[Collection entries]
····················

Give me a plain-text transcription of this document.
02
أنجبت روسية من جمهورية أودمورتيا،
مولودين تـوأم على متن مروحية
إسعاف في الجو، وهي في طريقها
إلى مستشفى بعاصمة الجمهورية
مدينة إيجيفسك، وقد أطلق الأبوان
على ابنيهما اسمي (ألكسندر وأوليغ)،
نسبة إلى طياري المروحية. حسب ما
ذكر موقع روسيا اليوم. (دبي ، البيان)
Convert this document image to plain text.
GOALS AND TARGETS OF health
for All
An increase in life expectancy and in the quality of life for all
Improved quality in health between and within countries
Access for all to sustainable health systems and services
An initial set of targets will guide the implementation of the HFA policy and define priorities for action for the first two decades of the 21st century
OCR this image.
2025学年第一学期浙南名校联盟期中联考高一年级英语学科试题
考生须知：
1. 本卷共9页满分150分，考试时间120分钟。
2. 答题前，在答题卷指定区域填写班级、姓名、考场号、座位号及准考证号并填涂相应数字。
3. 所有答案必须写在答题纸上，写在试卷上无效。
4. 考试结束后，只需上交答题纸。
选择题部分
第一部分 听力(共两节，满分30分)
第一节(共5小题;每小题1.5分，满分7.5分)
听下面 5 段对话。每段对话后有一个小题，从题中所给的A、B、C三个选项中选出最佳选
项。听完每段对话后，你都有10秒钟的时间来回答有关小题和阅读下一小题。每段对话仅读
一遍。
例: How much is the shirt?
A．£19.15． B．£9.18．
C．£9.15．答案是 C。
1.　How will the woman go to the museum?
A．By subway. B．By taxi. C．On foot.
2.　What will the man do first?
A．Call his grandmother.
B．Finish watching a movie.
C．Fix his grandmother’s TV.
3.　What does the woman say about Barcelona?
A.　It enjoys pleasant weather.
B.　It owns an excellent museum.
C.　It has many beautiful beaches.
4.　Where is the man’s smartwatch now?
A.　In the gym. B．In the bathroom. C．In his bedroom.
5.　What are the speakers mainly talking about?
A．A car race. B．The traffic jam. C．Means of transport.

····················

# [TASK DIRECTIONS]
Show all lines above holding "document".

# [THE REPLY]
Give me a plain-text transcription of this document.
Convert this document image to plain text.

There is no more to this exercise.